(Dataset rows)
Begin

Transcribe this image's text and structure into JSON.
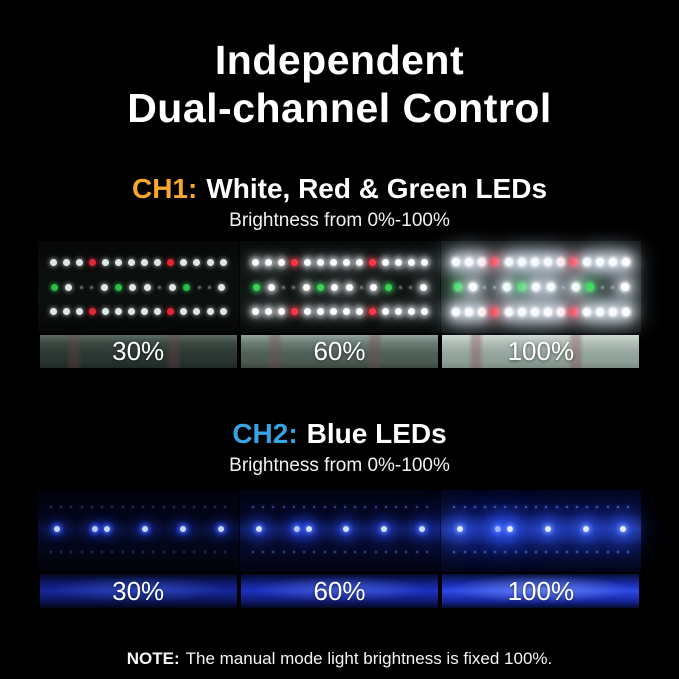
{
  "title": {
    "line1": "Independent",
    "line2": "Dual-channel Control"
  },
  "channels": [
    {
      "id": "ch1",
      "label": "CH1:",
      "label_color": "#F5A82B",
      "name": "White, Red & Green LEDs",
      "caption": "Brightness from 0%-100%",
      "levels": [
        {
          "label": "30%"
        },
        {
          "label": "60%"
        },
        {
          "label": "100%"
        }
      ],
      "led_rows": [
        "wwwrwwwwwrwwww",
        "gwddwgwwdwgddw",
        "wwwrwwwwwrwwww"
      ]
    },
    {
      "id": "ch2",
      "label": "CH2:",
      "label_color": "#38A3E3",
      "name": "Blue LEDs",
      "caption": "Brightness from 0%-100%",
      "levels": [
        {
          "label": "30%"
        },
        {
          "label": "60%"
        },
        {
          "label": "100%"
        }
      ],
      "bright_dot_positions": [
        0.095,
        0.284,
        0.343,
        0.532,
        0.721,
        0.91
      ],
      "dim_dots_per_row": 18
    }
  ],
  "note": {
    "label": "NOTE:",
    "text": "The manual mode light brightness is fixed 100%."
  }
}
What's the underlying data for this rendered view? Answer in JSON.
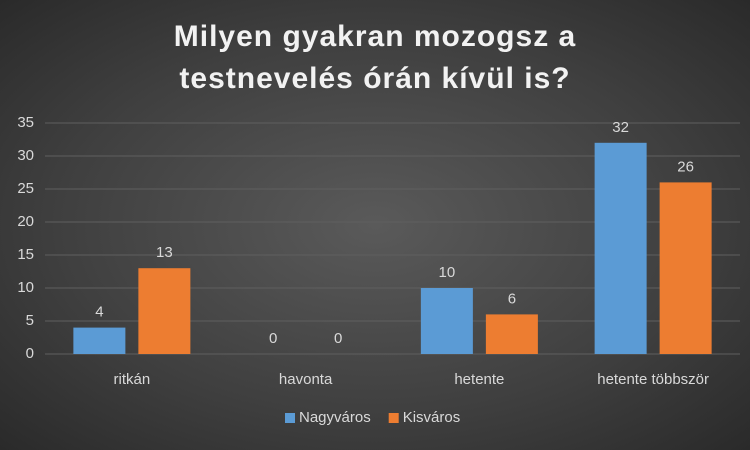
{
  "chart_data": {
    "type": "bar",
    "title": "Milyen gyakran mozogsz a testnevelés órán kívül is?",
    "categories": [
      "ritkán",
      "havonta",
      "hetente",
      "hetente többször"
    ],
    "series": [
      {
        "name": "Nagyváros",
        "color": "#5b9bd5",
        "values": [
          4,
          0,
          10,
          32
        ]
      },
      {
        "name": "Kisváros",
        "color": "#ed7d31",
        "values": [
          13,
          0,
          6,
          26
        ]
      }
    ],
    "ylim": [
      0,
      35
    ],
    "yticks": [
      0,
      5,
      10,
      15,
      20,
      25,
      30,
      35
    ],
    "grid": true,
    "legend": "bottom"
  }
}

End

» TASK
In the entries above, count each line holding "this" and report the total and nothing more.

» THE RESPONSE
2